### [Instructions for the task]
Beneath this sentence is a listing. Return its lines from the one containing "Serialize everything readable" through the last, exactly, and omit the pictures.
------------------------------------------------------------------------
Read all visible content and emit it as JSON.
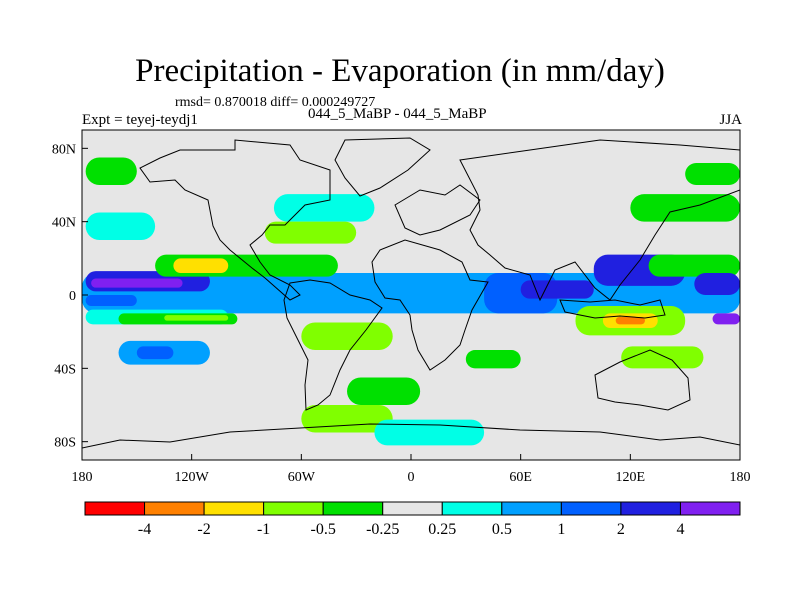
{
  "chart_data": {
    "type": "heatmap",
    "title": "Precipitation - Evaporation (in mm/day)",
    "stats_line": "rmsd= 0.870018 diff= 0.000249727",
    "experiment": "Expt = teyej-teydj1",
    "comparison": "044_5_MaBP - 044_5_MaBP",
    "season": "JJA",
    "xlim": [
      -180,
      180
    ],
    "ylim": [
      -90,
      90
    ],
    "x_ticks": [
      {
        "value": -180,
        "label": "180"
      },
      {
        "value": -120,
        "label": "120W"
      },
      {
        "value": -60,
        "label": "60W"
      },
      {
        "value": 0,
        "label": "0"
      },
      {
        "value": 60,
        "label": "60E"
      },
      {
        "value": 120,
        "label": "120E"
      },
      {
        "value": 180,
        "label": "180"
      }
    ],
    "y_ticks": [
      {
        "value": 80,
        "label": "80N"
      },
      {
        "value": 40,
        "label": "40N"
      },
      {
        "value": 0,
        "label": "0"
      },
      {
        "value": -40,
        "label": "40S"
      },
      {
        "value": -80,
        "label": "80S"
      }
    ],
    "colorbar": {
      "levels": [
        "-4",
        "-2",
        "-1",
        "-0.5",
        "-0.25",
        "0.25",
        "0.5",
        "1",
        "2",
        "4"
      ],
      "colors": [
        "#ff0000",
        "#ff8000",
        "#ffe000",
        "#80ff00",
        "#00e000",
        "#e6e6e6",
        "#00ffe6",
        "#00a0ff",
        "#0060ff",
        "#2020e0",
        "#8020f0"
      ]
    },
    "regions": [
      {
        "lon": [
          -180,
          180
        ],
        "lat": [
          -10,
          12
        ],
        "level": 7
      },
      {
        "lon": [
          -178,
          -110
        ],
        "lat": [
          2,
          13
        ],
        "level": 9
      },
      {
        "lon": [
          -175,
          -125
        ],
        "lat": [
          4,
          9
        ],
        "level": 10
      },
      {
        "lon": [
          -178,
          -150
        ],
        "lat": [
          -6,
          0
        ],
        "level": 8
      },
      {
        "lon": [
          -150,
          -85
        ],
        "lat": [
          -8,
          -1
        ],
        "level": 7
      },
      {
        "lon": [
          -178,
          -100
        ],
        "lat": [
          -16,
          -8
        ],
        "level": 6
      },
      {
        "lon": [
          -160,
          -95
        ],
        "lat": [
          -16,
          -10
        ],
        "level": 4
      },
      {
        "lon": [
          -135,
          -100
        ],
        "lat": [
          -14,
          -11
        ],
        "level": 3
      },
      {
        "lon": [
          -140,
          -40
        ],
        "lat": [
          10,
          22
        ],
        "level": 4
      },
      {
        "lon": [
          -130,
          -100
        ],
        "lat": [
          12,
          20
        ],
        "level": 2
      },
      {
        "lon": [
          -160,
          -110
        ],
        "lat": [
          -38,
          -25
        ],
        "level": 7
      },
      {
        "lon": [
          -150,
          -130
        ],
        "lat": [
          -35,
          -28
        ],
        "level": 8
      },
      {
        "lon": [
          -178,
          -150
        ],
        "lat": [
          60,
          75
        ],
        "level": 4
      },
      {
        "lon": [
          -178,
          -140
        ],
        "lat": [
          30,
          45
        ],
        "level": 6
      },
      {
        "lon": [
          -75,
          -20
        ],
        "lat": [
          40,
          55
        ],
        "level": 6
      },
      {
        "lon": [
          -80,
          -30
        ],
        "lat": [
          28,
          40
        ],
        "level": 3
      },
      {
        "lon": [
          -60,
          -10
        ],
        "lat": [
          -30,
          -15
        ],
        "level": 3
      },
      {
        "lon": [
          -35,
          5
        ],
        "lat": [
          -60,
          -45
        ],
        "level": 4
      },
      {
        "lon": [
          -60,
          -10
        ],
        "lat": [
          -75,
          -60
        ],
        "level": 3
      },
      {
        "lon": [
          30,
          60
        ],
        "lat": [
          -40,
          -30
        ],
        "level": 4
      },
      {
        "lon": [
          40,
          80
        ],
        "lat": [
          -10,
          12
        ],
        "level": 8
      },
      {
        "lon": [
          60,
          100
        ],
        "lat": [
          -2,
          8
        ],
        "level": 9
      },
      {
        "lon": [
          100,
          150
        ],
        "lat": [
          5,
          22
        ],
        "level": 9
      },
      {
        "lon": [
          90,
          150
        ],
        "lat": [
          -22,
          -6
        ],
        "level": 3
      },
      {
        "lon": [
          105,
          135
        ],
        "lat": [
          -18,
          -10
        ],
        "level": 2
      },
      {
        "lon": [
          112,
          128
        ],
        "lat": [
          -16,
          -12
        ],
        "level": 1
      },
      {
        "lon": [
          115,
          160
        ],
        "lat": [
          -40,
          -28
        ],
        "level": 3
      },
      {
        "lon": [
          130,
          180
        ],
        "lat": [
          10,
          22
        ],
        "level": 4
      },
      {
        "lon": [
          155,
          180
        ],
        "lat": [
          0,
          12
        ],
        "level": 9
      },
      {
        "lon": [
          165,
          180
        ],
        "lat": [
          -16,
          -10
        ],
        "level": 10
      },
      {
        "lon": [
          120,
          180
        ],
        "lat": [
          40,
          55
        ],
        "level": 4
      },
      {
        "lon": [
          150,
          180
        ],
        "lat": [
          60,
          72
        ],
        "level": 4
      },
      {
        "lon": [
          -20,
          40
        ],
        "lat": [
          -82,
          -68
        ],
        "level": 6
      }
    ]
  }
}
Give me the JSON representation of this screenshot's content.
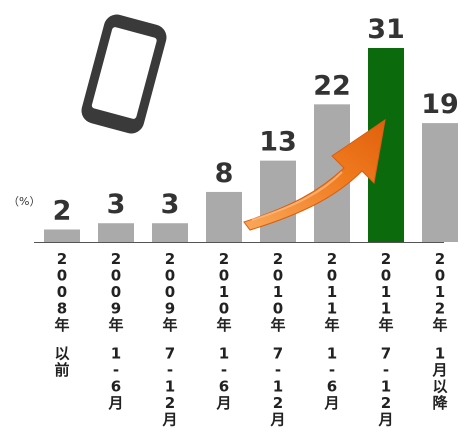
{
  "chart_data": {
    "type": "bar",
    "unit_label": "（%）",
    "categories": [
      [
        "2008年",
        "以前"
      ],
      [
        "2009年",
        "1-6月"
      ],
      [
        "2009年",
        "7-12月"
      ],
      [
        "2010年",
        "1-6月"
      ],
      [
        "2010年",
        "7-12月"
      ],
      [
        "2011年",
        "1-6月"
      ],
      [
        "2011年",
        "7-12月"
      ],
      [
        "2012年",
        "1月以降"
      ]
    ],
    "values": [
      2,
      3,
      3,
      8,
      13,
      22,
      31,
      19
    ],
    "data_labels": [
      "2",
      "3",
      "3",
      "8",
      "13",
      "22",
      "31",
      "19"
    ],
    "ylim": [
      0,
      31
    ],
    "grid": false,
    "highlight_index": 6,
    "colors": {
      "bar": "#aaaaaa",
      "highlight": "#0b6a0b",
      "arrow": "#f07a1e",
      "axis": "#555555",
      "phone": "#3a3a3a"
    },
    "icons": [
      "smartphone-icon",
      "trend-arrow-icon"
    ]
  }
}
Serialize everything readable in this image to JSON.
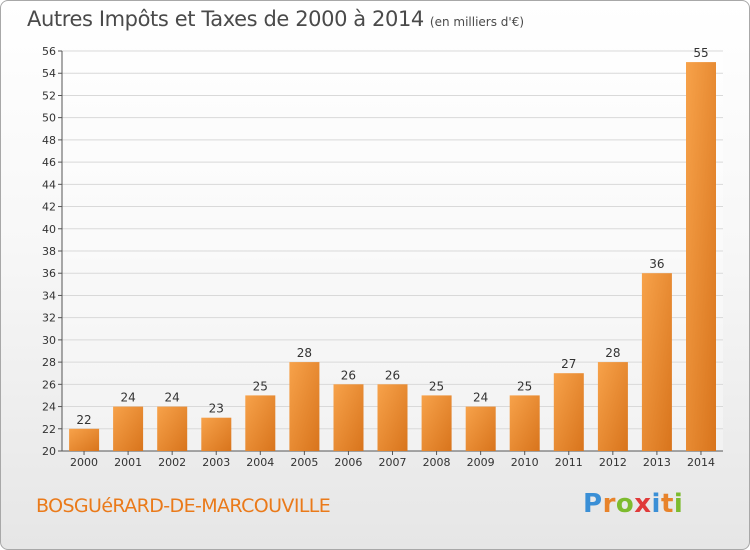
{
  "title": "Autres Impôts et Taxes de 2000 à 2014",
  "subtitle": "(en milliers d'€)",
  "location": "BOSGUéRARD-DE-MARCOUVILLE",
  "logo": {
    "letters": [
      "P",
      "r",
      "o",
      "x",
      "i",
      "t",
      "i"
    ],
    "colors": [
      "#3a8fd6",
      "#e8832a",
      "#7dbb2e",
      "#e03a3a",
      "#3a8fd6",
      "#e8832a",
      "#7dbb2e"
    ]
  },
  "colors": {
    "bar_light": "#f7a24a",
    "bar_dark": "#d8741c",
    "grid": "#d9d9d9",
    "axis": "#555555"
  },
  "chart_data": {
    "type": "bar",
    "title": "Autres Impôts et Taxes de 2000 à 2014",
    "subtitle": "(en milliers d'€)",
    "xlabel": "",
    "ylabel": "",
    "categories": [
      "2000",
      "2001",
      "2002",
      "2003",
      "2004",
      "2005",
      "2006",
      "2007",
      "2008",
      "2009",
      "2010",
      "2011",
      "2012",
      "2013",
      "2014"
    ],
    "values": [
      22,
      24,
      24,
      23,
      25,
      28,
      26,
      26,
      25,
      24,
      25,
      27,
      28,
      36,
      55
    ],
    "ylim": [
      20,
      56
    ],
    "yticks": [
      20,
      22,
      24,
      26,
      28,
      30,
      32,
      34,
      36,
      38,
      40,
      42,
      44,
      46,
      48,
      50,
      52,
      54,
      56
    ],
    "grid": true,
    "data_labels": true
  }
}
------------------------------------------------------------------------
### [Complete answer]
Serialize everything readable in this image to JSON.
{
  "title": "Autres Impôts et Taxes de 2000 à 2014",
  "subtitle": "(en milliers d'€)",
  "location": "BOSGUéRARD-DE-MARCOUVILLE",
  "logo": {
    "letters": [
      "P",
      "r",
      "o",
      "x",
      "i",
      "t",
      "i"
    ],
    "colors": [
      "#3a8fd6",
      "#e8832a",
      "#7dbb2e",
      "#e03a3a",
      "#3a8fd6",
      "#e8832a",
      "#7dbb2e"
    ]
  },
  "colors": {
    "bar_light": "#f7a24a",
    "bar_dark": "#d8741c",
    "grid": "#d9d9d9",
    "axis": "#555555"
  },
  "chart_data": {
    "type": "bar",
    "title": "Autres Impôts et Taxes de 2000 à 2014",
    "subtitle": "(en milliers d'€)",
    "xlabel": "",
    "ylabel": "",
    "categories": [
      "2000",
      "2001",
      "2002",
      "2003",
      "2004",
      "2005",
      "2006",
      "2007",
      "2008",
      "2009",
      "2010",
      "2011",
      "2012",
      "2013",
      "2014"
    ],
    "values": [
      22,
      24,
      24,
      23,
      25,
      28,
      26,
      26,
      25,
      24,
      25,
      27,
      28,
      36,
      55
    ],
    "ylim": [
      20,
      56
    ],
    "yticks": [
      20,
      22,
      24,
      26,
      28,
      30,
      32,
      34,
      36,
      38,
      40,
      42,
      44,
      46,
      48,
      50,
      52,
      54,
      56
    ],
    "grid": true,
    "data_labels": true
  }
}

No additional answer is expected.